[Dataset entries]
##########
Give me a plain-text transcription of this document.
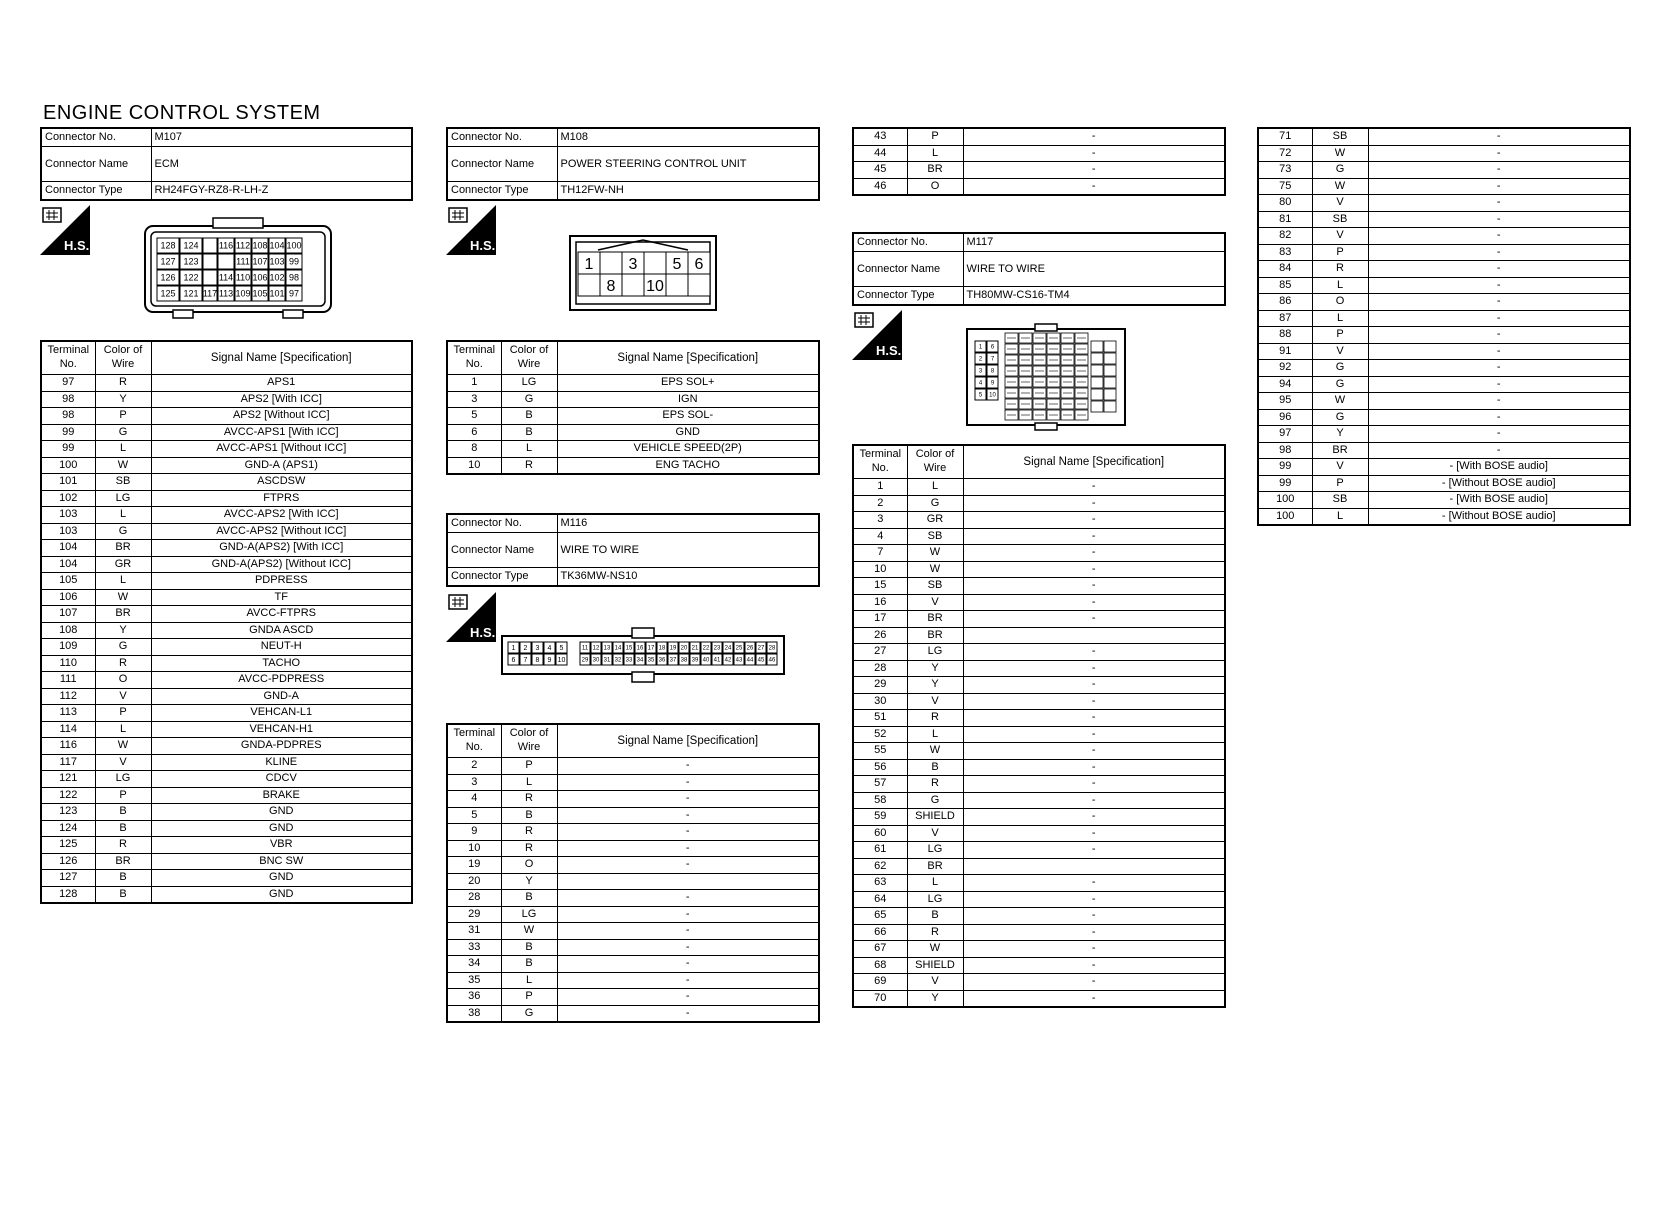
ENGINE CONTROL SYSTEM
Connector No.	M107
Connector Name	ECM
Connector Type	RH24FGY-RZ8-R-LH-Z
H.S.	128 124 116 112 108 104 100
127 123	111 107 103 99
126 122 114 110 106 102 98
125 121 117 113 109 105 101 97
Terminal No.	Color of Wire	Signal Name [Specification]
97	R	APS1
98	Y	APS2 [With ICC]
98	P	APS2 [Without ICC]
99	G	AVCC-APS1 [With ICC]
99	L	AVCC-APS1 [Without ICC]
100	W	GND-A (APS1)
101	SB	ASCDSW
102	LG	FTPRS
103	L	AVCC-APS2 [With ICC]
103	G	AVCC-APS2 [Without ICC]
104	BR	GND-A(APS2) [With ICC]
104	GR	GND-A(APS2) [Without ICC]
105	L	PDPRESS
106	W	TF
107	BR	AVCC-FTPRS
108	Y	GNDA ASCD
109	G	NEUT-H
110	R	TACHO
111	O	AVCC-PDPRESS
112	V	GND-A
113	P	VEHCAN-L1
114	L	VEHCAN-H1
116	W	GNDA-PDPRES
117	V	KLINE
121	LG	CDCV
122	P	BRAKE
123	B	GND
124	B	GND
125	R	VBR
126	BR	BNC SW
127	B	GND
128	B	GND
Connector No.	M108
Connector Name	POWER STEERING CONTROL UNIT
Connector Type	TH12FW-NH
H.S.
1 3 5 6
8 10
Terminal No.	Color of Wire	Signal Name [Specification]
1	LG	EPS SOL+
3	G	IGN
5	B	EPS SOL-
6	B	GND
8	L	VEHICLE SPEED(2P)
10	R	ENG TACHO
Connector No.	M116
Connector Name	WIRE TO WIRE
Connector Type	TK36MW-NS10
H.S.
1 2 3 4 5
6 7 8 9 10
11 12 13 14 15 16 17 18 19 20 21 22 23 24 25 26 27 28
29 30 31 32 33 34 35 36 37 38 39 40 41 42 43 44 45 46
Terminal No.	Color of Wire	Signal Name [Specification]
2	P	-
3	L	-
4	R	-
5	B	-
9	R	-
10	R	-
19	O	-
20	Y	
28	B	-
29	LG	-
31	W	-
33	B	-
34	B	-
35	L	-
36	P	-
38	G	-
43	P	-
44	L	-
45	BR	-
46	O	-
Connector No.	M117
Connector Name	WIRE TO WIRE
Connector Type	TH80MW-CS16-TM4
H.S.	1 6
2 7
3 8
4 9
5 10
Terminal No.	Color of Wire	Signal Name [Specification]
1	L	-
2	G	-
3	GR	-
4	SB	-
7	W	-
10	W	-
15	SB	-
16	V	-
17	BR	-
26	BR	
27	LG	-
28	Y	-
29	Y	-
30	V	-
51	R	-
52	L	-
55	W	-
56	B	-
57	R	-
58	G	-
59	SHIELD	-
60	V	-
61	LG	-
62	BR	
63	L	-
64	LG	-
65	B	-
66	R	-
67	W	-
68	SHIELD	-
69	V	-
70	Y	-
71	SB	-
72	W	-
73	G	-
75	W	-
80	V	-
81	SB	-
82	V	-
83	P	-
84	R	-
85	L	-
86	O	-
87	L	-
88	P	-
91	V	-
92	G	-
94	G	-
95	W	-
96	G	-
97	Y	-
98	BR	-
99	V	- [With BOSE audio]
99	P	- [Without BOSE audio]
100	SB	- [With BOSE audio]
100	L	- [Without BOSE audio]
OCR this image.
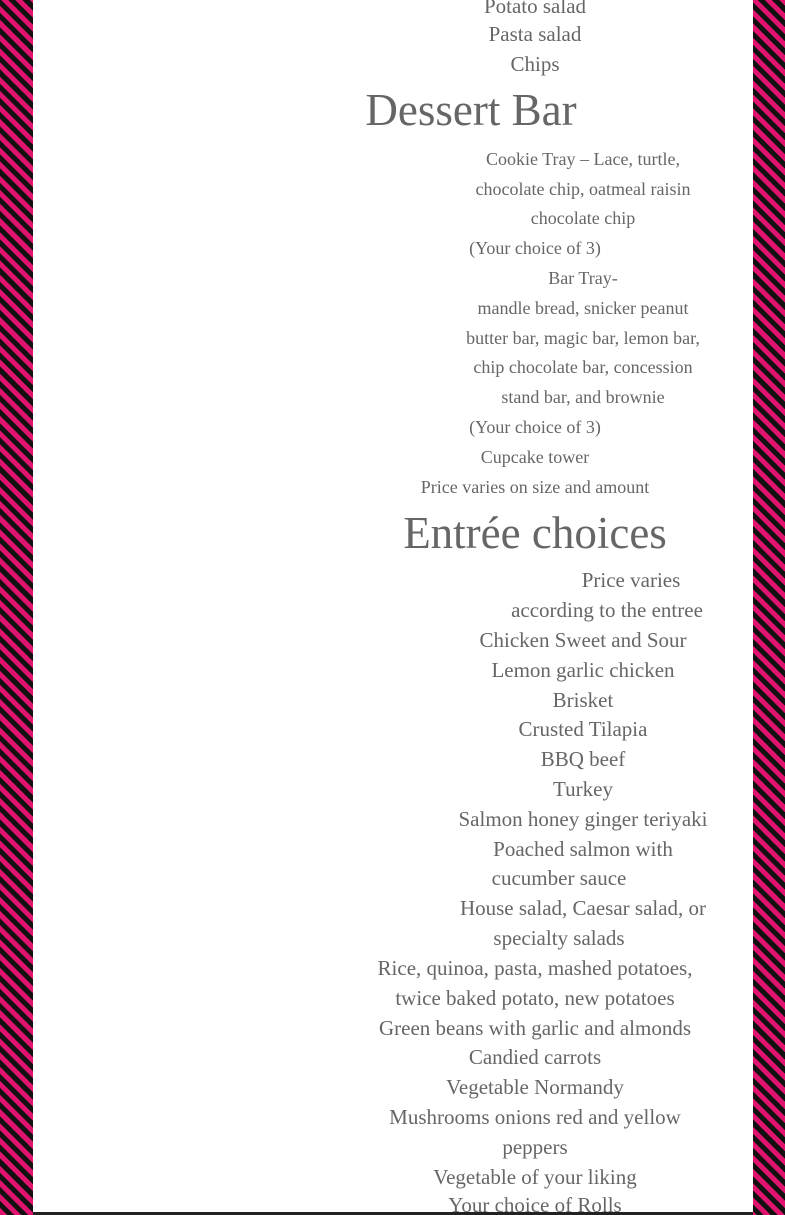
Potato salad
Pasta salad
Chips
Dessert Bar
Cookie Tray – Lace, turtle,
chocolate chip, oatmeal raisin
chocolate chip
(Your choice of 3)
Bar Tray-
mandle bread, snicker peanut
butter bar, magic bar, lemon bar,
chip chocolate bar, concession
stand bar, and brownie
(Your choice of 3)
Cupcake tower
Price varies on size and amount
Entrée choices
Price varies
according to the entree
Chicken Sweet and Sour
Lemon garlic chicken
Brisket
Crusted Tilapia
BBQ beef
Turkey
Salmon honey ginger teriyaki
Poached salmon with
cucumber sauce
House salad, Caesar salad, or
specialty salads
Rice, quinoa, pasta, mashed potatoes,
twice baked potato, new potatoes
Green beans with garlic and almonds
Candied carrots
Vegetable Normandy
Mushrooms onions red and yellow
peppers
Vegetable of your liking
Your choice of Rolls
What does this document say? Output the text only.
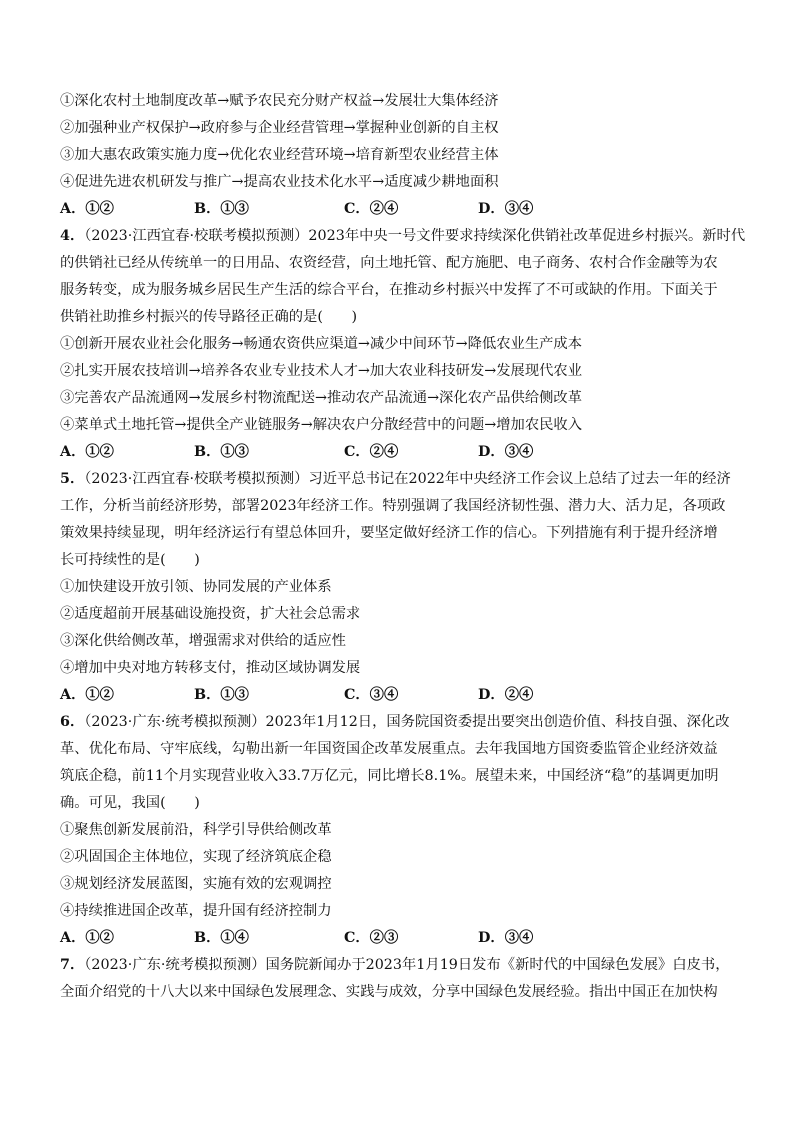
①深化农村土地制度改革→赋予农民充分财产权益→发展壮大集体经济
②加强种业产权保护→政府参与企业经营管理→掌握种业创新的自主权
③加大惠农政策实施力度→优化农业经营环境→培育新型农业经营主体
④促进先进农机研发与推广→提高农业技术化水平→适度减少耕地面积
A．①②	B．①③	C．②④	D．③④
4．（2023·江西宜春·校联考模拟预测）2023年中央一号文件要求持续深化供销社改革促进乡村振兴。新时代
的供销社已经从传统单一的日用品、农资经营，向土地托管、配方施肥、电子商务、农村合作金融等为农
服务转变，成为服务城乡居民生产生活的综合平台，在推动乡村振兴中发挥了不可或缺的作用。下面关于
供销社助推乡村振兴的传导路径正确的是(　　)
①创新开展农业社会化服务→畅通农资供应渠道→减少中间环节→降低农业生产成本
②扎实开展农技培训→培养各农业专业技术人才→加大农业科技研发→发展现代农业
③完善农产品流通网→发展乡村物流配送→推动农产品流通→深化农产品供给侧改革
④菜单式土地托管→提供全产业链服务→解决农户分散经营中的问题→增加农民收入
A．①②	B．①③	C．②④	D．③④
5．（2023·江西宜春·校联考模拟预测）习近平总书记在2022年中央经济工作会议上总结了过去一年的经济
工作，分析当前经济形势，部署2023年经济工作。特别强调了我国经济韧性强、潜力大、活力足，各项政
策效果持续显现，明年经济运行有望总体回升，要坚定做好经济工作的信心。下列措施有利于提升经济增
长可持续性的是(　　)
①加快建设开放引领、协同发展的产业体系
②适度超前开展基础设施投资，扩大社会总需求
③深化供给侧改革，增强需求对供给的适应性
④增加中央对地方转移支付，推动区域协调发展
A．①②	B．①③	C．③④	D．②④
6．（2023·广东·统考模拟预测）2023年1月12日，国务院国资委提出要突出创造价值、科技自强、深化改
革、优化布局、守牢底线，勾勒出新一年国资国企改革发展重点。去年我国地方国资委监管企业经济效益
筑底企稳，前11个月实现营业收入33.7万亿元，同比增长8.1%。展望未来，中国经济“稳”的基调更加明
确。可见，我国(　　)
①聚焦创新发展前沿，科学引导供给侧改革
②巩固国企主体地位，实现了经济筑底企稳
③规划经济发展蓝图，实施有效的宏观调控
④持续推进国企改革，提升国有经济控制力
A．①②	B．①④	C．②③	D．③④
7．（2023·广东·统考模拟预测）国务院新闻办于2023年1月19日发布《新时代的中国绿色发展》白皮书，
全面介绍党的十八大以来中国绿色发展理念、实践与成效，分享中国绿色发展经验。指出中国正在加快构
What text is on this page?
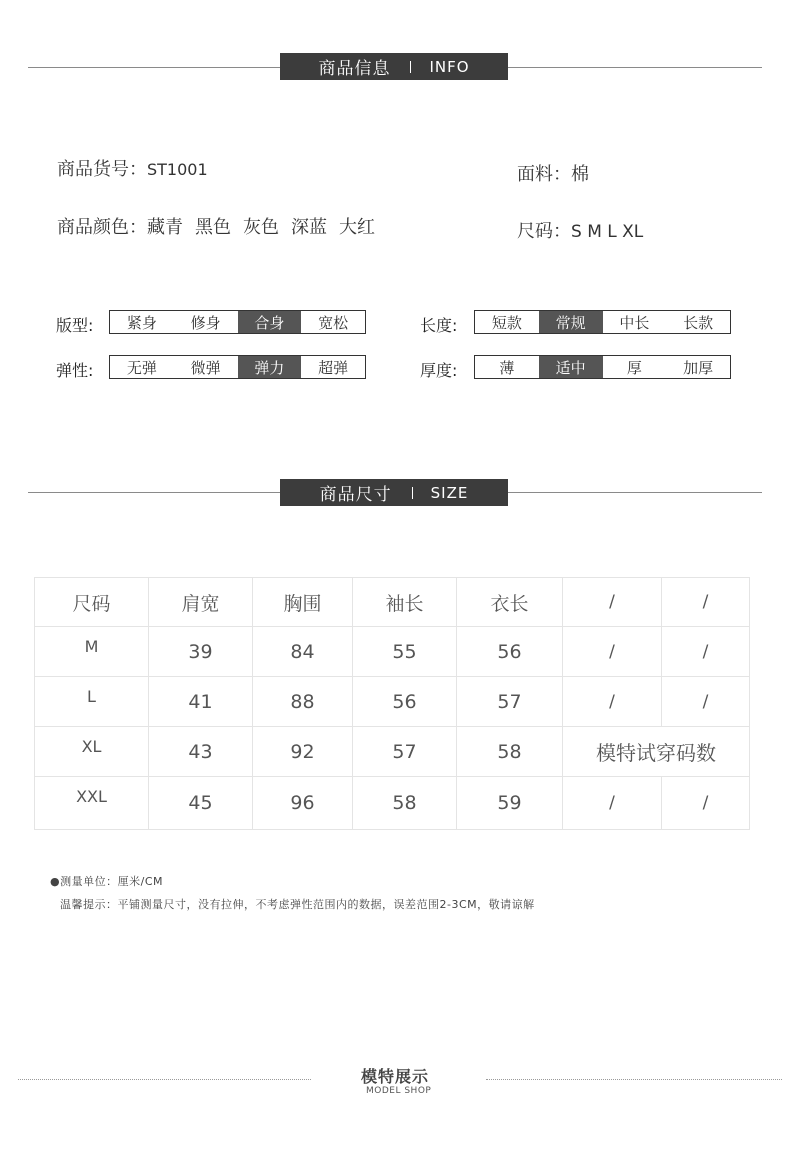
商品信息	INFO
商品货号：ST1001	面料：棉
商品颜色：藏青 黑色 灰色 深蓝 大红	尺码：S M L XL
版型:	紧身	修身	合身	宽松	长度:	短款	常规	中长	长款
弹性:	无弹	微弹	弹力	超弹	厚度:	薄	适中	厚	加厚
商品尺寸	SIZE
尺码	肩宽	胸围	袖长	衣长	/	/
M	39	84	55	56	/	/
L	41	88	56	57	/	/
XL	43	92	57	58	模特试穿码数	
XXL	45	96	58	59	/	/
●测量单位：厘米/CM
温馨提示：平铺测量尺寸，没有拉伸，不考虑弹性范围内的数据，误差范围2-3CM，敬请谅解
模特展示
MODEL SHOP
##########
_Problem details_
Apart from the pictures, the entries above are to be repeated in full and exactly.

_Finished task_
Give me a plain-text transcription of this document.
ENGINE CONTROL SYSTEM
Connector No.	M107
Connector Name	ECM
Connector Type	RH24FGY-RZ8-R-LH-Z
H.S.	128 124 116 112 108 104 100
127 123	111 107 103 99
126 122 114 110 106 102 98
125 121 117 113 109 105 101 97
Terminal No.	Color of Wire	Signal Name [Specification]
97	R	APS1
98	Y	APS2 [With ICC]
98	P	APS2 [Without ICC]
99	G	AVCC-APS1 [With ICC]
99	L	AVCC-APS1 [Without ICC]
100	W	GND-A (APS1)
101	SB	ASCDSW
102	LG	FTPRS
103	L	AVCC-APS2 [With ICC]
103	G	AVCC-APS2 [Without ICC]
104	BR	GND-A(APS2) [With ICC]
104	GR	GND-A(APS2) [Without ICC]
105	L	PDPRESS
106	W	TF
107	BR	AVCC-FTPRS
108	Y	GNDA ASCD
109	G	NEUT-H
110	R	TACHO
111	O	AVCC-PDPRESS
112	V	GND-A
113	P	VEHCAN-L1
114	L	VEHCAN-H1
116	W	GNDA-PDPRES
117	V	KLINE
121	LG	CDCV
122	P	BRAKE
123	B	GND
124	B	GND
125	R	VBR
126	BR	BNC SW
127	B	GND
128	B	GND
Connector No.	M108
Connector Name	POWER STEERING CONTROL UNIT
Connector Type	TH12FW-NH
H.S.
1 3 5 6
8 10
Terminal No.	Color of Wire	Signal Name [Specification]
1	LG	EPS SOL+
3	G	IGN
5	B	EPS SOL-
6	B	GND
8	L	VEHICLE SPEED(2P)
10	R	ENG TACHO
Connector No.	M116
Connector Name	WIRE TO WIRE
Connector Type	TK36MW-NS10
H.S.
1 2 3 4 5
6 7 8 9 10
11 12 13 14 15 16 17 18 19 20 21 22 23 24 25 26 27 28
29 30 31 32 33 34 35 36 37 38 39 40 41 42 43 44 45 46
Terminal No.	Color of Wire	Signal Name [Specification]
2	P	-
3	L	-
4	R	-
5	B	-
9	R	-
10	R	-
19	O	-
20	Y	
28	B	-
29	LG	-
31	W	-
33	B	-
34	B	-
35	L	-
36	P	-
38	G	-
43	P	-
44	L	-
45	BR	-
46	O	-
Connector No.	M117
Connector Name	WIRE TO WIRE
Connector Type	TH80MW-CS16-TM4
H.S.	1 6
2 7
3 8
4 9
5 10
Terminal No.	Color of Wire	Signal Name [Specification]
1	L	-
2	G	-
3	GR	-
4	SB	-
7	W	-
10	W	-
15	SB	-
16	V	-
17	BR	-
26	BR	
27	LG	-
28	Y	-
29	Y	-
30	V	-
51	R	-
52	L	-
55	W	-
56	B	-
57	R	-
58	G	-
59	SHIELD	-
60	V	-
61	LG	-
62	BR	
63	L	-
64	LG	-
65	B	-
66	R	-
67	W	-
68	SHIELD	-
69	V	-
70	Y	-
71	SB	-
72	W	-
73	G	-
75	W	-
80	V	-
81	SB	-
82	V	-
83	P	-
84	R	-
85	L	-
86	O	-
87	L	-
88	P	-
91	V	-
92	G	-
94	G	-
95	W	-
96	G	-
97	Y	-
98	BR	-
99	V	- [With BOSE audio]
99	P	- [Without BOSE audio]
100	SB	- [With BOSE audio]
100	L	- [Without BOSE audio]
OCR this image.
Potato salad
Pasta salad
Chips
Dessert Bar
Cookie Tray – Lace, turtle,
chocolate chip, oatmeal raisin
chocolate chip
(Your choice of 3)
Bar Tray-
mandle bread, snicker peanut
butter bar, magic bar, lemon bar,
chip chocolate bar, concession
stand bar, and brownie
(Your choice of 3)
Cupcake tower
Price varies on size and amount
Entrée choices
Price varies
according to the entree
Chicken Sweet and Sour
Lemon garlic chicken
Brisket
Crusted Tilapia
BBQ beef
Turkey
Salmon honey ginger teriyaki
Poached salmon with
cucumber sauce
House salad, Caesar salad, or
specialty salads
Rice, quinoa, pasta, mashed potatoes,
twice baked potato, new potatoes
Green beans with garlic and almonds
Candied carrots
Vegetable Normandy
Mushrooms onions red and yellow
peppers
Vegetable of your liking
Your choice of Rolls
What does this document say? Output the text only.
①深化农村土地制度改革→赋予农民充分财产权益→发展壮大集体经济
②加强种业产权保护→政府参与企业经营管理→掌握种业创新的自主权
③加大惠农政策实施力度→优化农业经营环境→培育新型农业经营主体
④促进先进农机研发与推广→提高农业技术化水平→适度减少耕地面积
A．①②	B．①③	C．②④	D．③④
4．（2023·江西宜春·校联考模拟预测）2023年中央一号文件要求持续深化供销社改革促进乡村振兴。新时代
的供销社已经从传统单一的日用品、农资经营，向土地托管、配方施肥、电子商务、农村合作金融等为农
服务转变，成为服务城乡居民生产生活的综合平台，在推动乡村振兴中发挥了不可或缺的作用。下面关于
供销社助推乡村振兴的传导路径正确的是(　　)
①创新开展农业社会化服务→畅通农资供应渠道→减少中间环节→降低农业生产成本
②扎实开展农技培训→培养各农业专业技术人才→加大农业科技研发→发展现代农业
③完善农产品流通网→发展乡村物流配送→推动农产品流通→深化农产品供给侧改革
④菜单式土地托管→提供全产业链服务→解决农户分散经营中的问题→增加农民收入
A．①②	B．①③	C．②④	D．③④
5．（2023·江西宜春·校联考模拟预测）习近平总书记在2022年中央经济工作会议上总结了过去一年的经济
工作，分析当前经济形势，部署2023年经济工作。特别强调了我国经济韧性强、潜力大、活力足，各项政
策效果持续显现，明年经济运行有望总体回升，要坚定做好经济工作的信心。下列措施有利于提升经济增
长可持续性的是(　　)
①加快建设开放引领、协同发展的产业体系
②适度超前开展基础设施投资，扩大社会总需求
③深化供给侧改革，增强需求对供给的适应性
④增加中央对地方转移支付，推动区域协调发展
A．①②	B．①③	C．③④	D．②④
6．（2023·广东·统考模拟预测）2023年1月12日，国务院国资委提出要突出创造价值、科技自强、深化改
革、优化布局、守牢底线，勾勒出新一年国资国企改革发展重点。去年我国地方国资委监管企业经济效益
筑底企稳，前11个月实现营业收入33.7万亿元，同比增长8.1%。展望未来，中国经济“稳”的基调更加明
确。可见，我国(　　)
①聚焦创新发展前沿，科学引导供给侧改革
②巩固国企主体地位，实现了经济筑底企稳
③规划经济发展蓝图，实施有效的宏观调控
④持续推进国企改革，提升国有经济控制力
A．①②	B．①④	C．②③	D．③④
7．（2023·广东·统考模拟预测）国务院新闻办于2023年1月19日发布《新时代的中国绿色发展》白皮书，
全面介绍党的十八大以来中国绿色发展理念、实践与成效，分享中国绿色发展经验。指出中国正在加快构
What text is on this page?
商品信息	INFO
商品货号：ST1001	面料：棉
商品颜色：藏青 黑色 灰色 深蓝 大红	尺码：S M L XL
版型:	紧身	修身	合身	宽松	长度:	短款	常规	中长	长款
弹性:	无弹	微弹	弹力	超弹	厚度:	薄	适中	厚	加厚
商品尺寸	SIZE
尺码	肩宽	胸围	袖长	衣长	/	/
M	39	84	55	56	/	/
L	41	88	56	57	/	/
XL	43	92	57	58	模特试穿码数	
XXL	45	96	58	59	/	/
●测量单位：厘米/CM
温馨提示：平铺测量尺寸，没有拉伸，不考虑弹性范围内的数据，误差范围2-3CM，敬请谅解
模特展示
MODEL SHOP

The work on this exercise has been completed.